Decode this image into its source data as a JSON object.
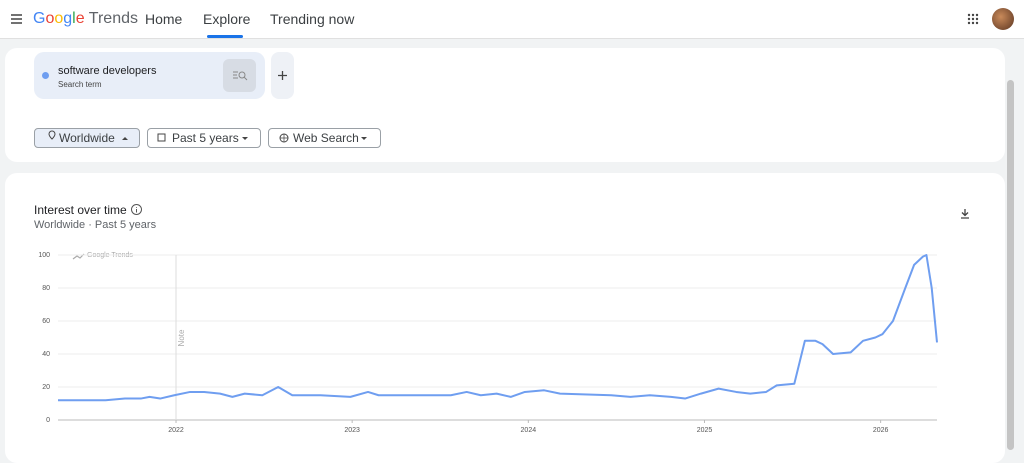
{
  "header": {
    "logo_brand": "Google",
    "logo_product": "Trends",
    "nav": [
      "Home",
      "Explore",
      "Trending now"
    ]
  },
  "search": {
    "label": "Search term"
  },
  "filters": [
    "Worldwide",
    "Past 5 years",
    "Web Search"
  ],
  "chart_data": {
    "type": "line",
    "title": "Interest over time",
    "subtitle": "Worldwide · Past 5 years",
    "watermark": "Google Trends",
    "annotations": [
      {
        "x": 2022,
        "text": "Note"
      }
    ],
    "x": [
      2021.33,
      2021.6,
      2021.71,
      2021.8,
      2021.85,
      2021.91,
      2021.99,
      2022.08,
      2022.16,
      2022.25,
      2022.32,
      2022.39,
      2022.49,
      2022.58,
      2022.66,
      2022.82,
      2022.99,
      2023.09,
      2023.15,
      2023.56,
      2023.65,
      2023.73,
      2023.82,
      2023.9,
      2023.98,
      2024.09,
      2024.18,
      2024.47,
      2024.58,
      2024.69,
      2024.81,
      2024.89,
      2024.98,
      2025.08,
      2025.18,
      2025.26,
      2025.35,
      2025.41,
      2025.51,
      2025.57,
      2025.63,
      2025.67,
      2025.73,
      2025.83,
      2025.9,
      2025.97,
      2026.01,
      2026.07,
      2026.14,
      2026.19,
      2026.24,
      2026.26,
      2026.29,
      2026.32
    ],
    "series": [
      {
        "name": "software developers",
        "color": "#6f9ef0",
        "values": [
          12,
          12,
          13,
          13,
          14,
          13,
          15,
          17,
          17,
          16,
          14,
          16,
          15,
          20,
          15,
          15,
          14,
          17,
          15,
          15,
          17,
          15,
          16,
          14,
          17,
          18,
          16,
          15,
          14,
          15,
          14,
          13,
          16,
          19,
          17,
          16,
          17,
          21,
          22,
          48,
          48,
          46,
          40,
          41,
          48,
          50,
          52,
          60,
          80,
          94,
          99,
          100,
          80,
          47
        ]
      }
    ],
    "xlim": [
      2021.33,
      2026.32
    ],
    "xticks": [
      2022,
      2023,
      2024,
      2025,
      2026
    ],
    "ylim": [
      0,
      100
    ],
    "yticks": [
      0,
      20,
      40,
      60,
      80,
      100
    ],
    "grid": true
  }
}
•••••
_Task brief:_ Quote in full the listing given above; the images are to be left out.

_Written solution:_
Decode this image into its source data as a JSON object.
{
  "header": {
    "logo_brand": "Google",
    "logo_product": "Trends",
    "nav": [
      "Home",
      "Explore",
      "Trending now"
    ]
  },
  "search": {
    "label": "Search term"
  },
  "filters": [
    "Worldwide",
    "Past 5 years",
    "Web Search"
  ],
  "chart_data": {
    "type": "line",
    "title": "Interest over time",
    "subtitle": "Worldwide · Past 5 years",
    "watermark": "Google Trends",
    "annotations": [
      {
        "x": 2022,
        "text": "Note"
      }
    ],
    "x": [
      2021.33,
      2021.6,
      2021.71,
      2021.8,
      2021.85,
      2021.91,
      2021.99,
      2022.08,
      2022.16,
      2022.25,
      2022.32,
      2022.39,
      2022.49,
      2022.58,
      2022.66,
      2022.82,
      2022.99,
      2023.09,
      2023.15,
      2023.56,
      2023.65,
      2023.73,
      2023.82,
      2023.9,
      2023.98,
      2024.09,
      2024.18,
      2024.47,
      2024.58,
      2024.69,
      2024.81,
      2024.89,
      2024.98,
      2025.08,
      2025.18,
      2025.26,
      2025.35,
      2025.41,
      2025.51,
      2025.57,
      2025.63,
      2025.67,
      2025.73,
      2025.83,
      2025.9,
      2025.97,
      2026.01,
      2026.07,
      2026.14,
      2026.19,
      2026.24,
      2026.26,
      2026.29,
      2026.32
    ],
    "series": [
      {
        "name": "software developers",
        "color": "#6f9ef0",
        "values": [
          12,
          12,
          13,
          13,
          14,
          13,
          15,
          17,
          17,
          16,
          14,
          16,
          15,
          20,
          15,
          15,
          14,
          17,
          15,
          15,
          17,
          15,
          16,
          14,
          17,
          18,
          16,
          15,
          14,
          15,
          14,
          13,
          16,
          19,
          17,
          16,
          17,
          21,
          22,
          48,
          48,
          46,
          40,
          41,
          48,
          50,
          52,
          60,
          80,
          94,
          99,
          100,
          80,
          47
        ]
      }
    ],
    "xlim": [
      2021.33,
      2026.32
    ],
    "xticks": [
      2022,
      2023,
      2024,
      2025,
      2026
    ],
    "ylim": [
      0,
      100
    ],
    "yticks": [
      0,
      20,
      40,
      60,
      80,
      100
    ],
    "grid": true
  }
}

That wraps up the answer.